▸ **TASK**
Go through the entries one line at a time, and gather every line that has the word "Program".

-=-=-

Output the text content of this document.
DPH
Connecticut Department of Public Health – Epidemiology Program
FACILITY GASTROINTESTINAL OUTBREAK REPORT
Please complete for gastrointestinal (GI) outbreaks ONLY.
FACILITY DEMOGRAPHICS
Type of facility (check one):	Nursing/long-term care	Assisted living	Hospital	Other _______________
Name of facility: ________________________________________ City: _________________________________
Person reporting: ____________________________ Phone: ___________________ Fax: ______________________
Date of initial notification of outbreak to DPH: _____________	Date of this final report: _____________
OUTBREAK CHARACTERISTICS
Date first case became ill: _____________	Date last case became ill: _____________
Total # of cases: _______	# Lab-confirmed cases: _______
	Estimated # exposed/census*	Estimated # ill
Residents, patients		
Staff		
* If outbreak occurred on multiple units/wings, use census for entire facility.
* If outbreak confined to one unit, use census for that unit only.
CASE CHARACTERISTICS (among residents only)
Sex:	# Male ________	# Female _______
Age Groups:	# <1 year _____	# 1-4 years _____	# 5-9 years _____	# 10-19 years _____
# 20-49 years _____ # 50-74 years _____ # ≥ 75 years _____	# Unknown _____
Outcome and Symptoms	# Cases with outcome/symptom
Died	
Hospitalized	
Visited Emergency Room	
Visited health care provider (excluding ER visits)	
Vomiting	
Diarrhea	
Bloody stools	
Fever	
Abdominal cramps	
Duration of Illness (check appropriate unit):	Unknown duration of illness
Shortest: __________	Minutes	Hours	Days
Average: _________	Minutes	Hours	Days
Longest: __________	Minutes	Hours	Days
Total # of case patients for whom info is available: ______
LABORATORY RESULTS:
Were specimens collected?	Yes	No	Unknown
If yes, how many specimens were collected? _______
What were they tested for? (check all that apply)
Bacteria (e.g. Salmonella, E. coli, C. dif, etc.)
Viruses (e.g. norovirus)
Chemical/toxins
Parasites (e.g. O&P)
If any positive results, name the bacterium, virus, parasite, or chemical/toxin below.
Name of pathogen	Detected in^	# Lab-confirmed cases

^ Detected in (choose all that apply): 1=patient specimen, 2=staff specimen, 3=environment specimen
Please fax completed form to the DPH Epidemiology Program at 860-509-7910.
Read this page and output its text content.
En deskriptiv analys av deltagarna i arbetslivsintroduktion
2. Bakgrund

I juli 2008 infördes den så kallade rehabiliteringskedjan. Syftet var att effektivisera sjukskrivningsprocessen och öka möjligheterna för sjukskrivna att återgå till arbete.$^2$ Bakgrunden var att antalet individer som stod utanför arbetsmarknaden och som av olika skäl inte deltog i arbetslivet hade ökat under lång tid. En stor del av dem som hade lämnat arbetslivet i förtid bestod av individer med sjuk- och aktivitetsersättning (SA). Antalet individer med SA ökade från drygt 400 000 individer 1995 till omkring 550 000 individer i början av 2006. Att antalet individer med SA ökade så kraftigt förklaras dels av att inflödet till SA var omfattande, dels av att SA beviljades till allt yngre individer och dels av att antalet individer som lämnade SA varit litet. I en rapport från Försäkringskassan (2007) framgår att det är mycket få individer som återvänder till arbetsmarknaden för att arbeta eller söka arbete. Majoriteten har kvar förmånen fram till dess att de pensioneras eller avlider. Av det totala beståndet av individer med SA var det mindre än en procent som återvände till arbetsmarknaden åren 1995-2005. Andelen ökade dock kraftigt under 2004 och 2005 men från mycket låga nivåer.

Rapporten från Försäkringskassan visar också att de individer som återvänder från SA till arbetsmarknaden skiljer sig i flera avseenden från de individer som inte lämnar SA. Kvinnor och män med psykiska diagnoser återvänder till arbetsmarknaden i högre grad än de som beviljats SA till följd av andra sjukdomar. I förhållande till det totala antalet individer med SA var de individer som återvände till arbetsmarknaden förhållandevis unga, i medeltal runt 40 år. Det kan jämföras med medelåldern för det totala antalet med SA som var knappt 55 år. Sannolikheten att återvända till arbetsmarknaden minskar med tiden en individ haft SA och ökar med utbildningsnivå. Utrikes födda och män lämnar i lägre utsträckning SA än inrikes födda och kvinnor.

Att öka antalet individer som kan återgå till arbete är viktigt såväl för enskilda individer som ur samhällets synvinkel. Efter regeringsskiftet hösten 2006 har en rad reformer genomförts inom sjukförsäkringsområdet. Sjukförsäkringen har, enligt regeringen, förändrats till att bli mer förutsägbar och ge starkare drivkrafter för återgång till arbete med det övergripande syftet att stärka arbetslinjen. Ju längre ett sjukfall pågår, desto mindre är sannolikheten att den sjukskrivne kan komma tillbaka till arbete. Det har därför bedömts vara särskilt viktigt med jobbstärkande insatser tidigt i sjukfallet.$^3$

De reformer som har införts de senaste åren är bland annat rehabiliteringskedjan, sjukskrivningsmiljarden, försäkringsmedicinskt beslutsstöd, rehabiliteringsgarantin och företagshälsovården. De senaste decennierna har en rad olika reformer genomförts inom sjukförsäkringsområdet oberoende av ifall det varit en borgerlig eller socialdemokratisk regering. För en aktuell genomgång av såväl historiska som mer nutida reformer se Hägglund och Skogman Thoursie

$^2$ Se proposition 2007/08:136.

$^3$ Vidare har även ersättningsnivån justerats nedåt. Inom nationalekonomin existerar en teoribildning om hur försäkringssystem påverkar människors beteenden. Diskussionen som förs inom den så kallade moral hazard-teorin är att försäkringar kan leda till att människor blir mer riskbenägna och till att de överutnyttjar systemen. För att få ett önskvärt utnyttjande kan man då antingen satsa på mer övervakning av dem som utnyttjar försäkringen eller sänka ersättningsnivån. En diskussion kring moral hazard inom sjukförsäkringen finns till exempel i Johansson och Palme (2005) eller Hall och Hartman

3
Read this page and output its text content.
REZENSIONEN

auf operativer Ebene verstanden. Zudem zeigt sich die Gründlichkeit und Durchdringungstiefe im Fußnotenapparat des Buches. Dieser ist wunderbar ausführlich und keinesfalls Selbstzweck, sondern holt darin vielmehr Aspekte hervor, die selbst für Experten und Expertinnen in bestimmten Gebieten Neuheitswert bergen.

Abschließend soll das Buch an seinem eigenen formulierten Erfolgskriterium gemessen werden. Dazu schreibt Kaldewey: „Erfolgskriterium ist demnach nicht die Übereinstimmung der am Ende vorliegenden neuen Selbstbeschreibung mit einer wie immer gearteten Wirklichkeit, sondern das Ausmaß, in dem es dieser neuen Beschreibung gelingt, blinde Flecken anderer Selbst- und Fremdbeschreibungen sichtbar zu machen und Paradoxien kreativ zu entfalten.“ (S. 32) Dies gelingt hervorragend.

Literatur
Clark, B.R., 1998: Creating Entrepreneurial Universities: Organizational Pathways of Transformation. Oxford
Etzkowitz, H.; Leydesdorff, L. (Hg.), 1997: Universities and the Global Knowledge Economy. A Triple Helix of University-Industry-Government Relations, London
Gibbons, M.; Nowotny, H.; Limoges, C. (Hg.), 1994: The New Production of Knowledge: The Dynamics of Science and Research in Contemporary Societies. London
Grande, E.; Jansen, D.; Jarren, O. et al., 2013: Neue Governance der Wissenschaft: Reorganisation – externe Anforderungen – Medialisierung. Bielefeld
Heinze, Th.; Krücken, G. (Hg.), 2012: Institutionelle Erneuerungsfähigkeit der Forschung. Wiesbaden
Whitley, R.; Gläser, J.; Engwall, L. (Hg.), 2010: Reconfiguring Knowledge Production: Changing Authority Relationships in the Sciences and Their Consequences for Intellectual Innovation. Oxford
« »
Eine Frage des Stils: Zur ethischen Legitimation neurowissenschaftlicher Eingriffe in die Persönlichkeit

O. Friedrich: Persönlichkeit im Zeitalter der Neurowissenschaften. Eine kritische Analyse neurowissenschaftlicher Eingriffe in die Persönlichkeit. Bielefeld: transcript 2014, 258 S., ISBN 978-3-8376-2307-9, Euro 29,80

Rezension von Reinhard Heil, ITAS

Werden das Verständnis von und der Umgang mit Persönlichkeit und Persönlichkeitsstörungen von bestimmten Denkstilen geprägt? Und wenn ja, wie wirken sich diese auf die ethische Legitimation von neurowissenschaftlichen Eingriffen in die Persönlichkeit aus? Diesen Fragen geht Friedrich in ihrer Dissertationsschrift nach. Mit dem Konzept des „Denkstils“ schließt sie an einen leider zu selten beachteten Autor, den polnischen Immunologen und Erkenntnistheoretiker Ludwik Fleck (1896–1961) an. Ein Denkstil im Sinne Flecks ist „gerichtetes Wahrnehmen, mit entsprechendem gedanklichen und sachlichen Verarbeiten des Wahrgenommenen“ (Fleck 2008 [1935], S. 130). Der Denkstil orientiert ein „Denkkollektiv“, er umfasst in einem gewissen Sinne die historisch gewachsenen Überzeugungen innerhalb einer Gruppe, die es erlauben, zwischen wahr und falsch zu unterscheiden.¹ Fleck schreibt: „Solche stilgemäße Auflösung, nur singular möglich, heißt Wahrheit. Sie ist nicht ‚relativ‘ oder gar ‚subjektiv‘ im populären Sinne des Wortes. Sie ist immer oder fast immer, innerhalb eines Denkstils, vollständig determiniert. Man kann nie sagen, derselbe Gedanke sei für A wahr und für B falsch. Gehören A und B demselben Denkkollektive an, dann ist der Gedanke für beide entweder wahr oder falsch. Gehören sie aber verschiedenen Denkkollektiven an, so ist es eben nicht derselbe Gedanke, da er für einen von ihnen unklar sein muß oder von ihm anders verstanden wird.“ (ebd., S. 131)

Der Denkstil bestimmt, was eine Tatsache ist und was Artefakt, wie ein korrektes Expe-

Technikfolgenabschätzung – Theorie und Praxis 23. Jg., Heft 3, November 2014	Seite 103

-=-=-

▸ **YOUR SOLUTION**
Connecticut Department of Public Health – Epidemiology Program
Please fax completed form to the DPH Epidemiology Program at 860-509-7910.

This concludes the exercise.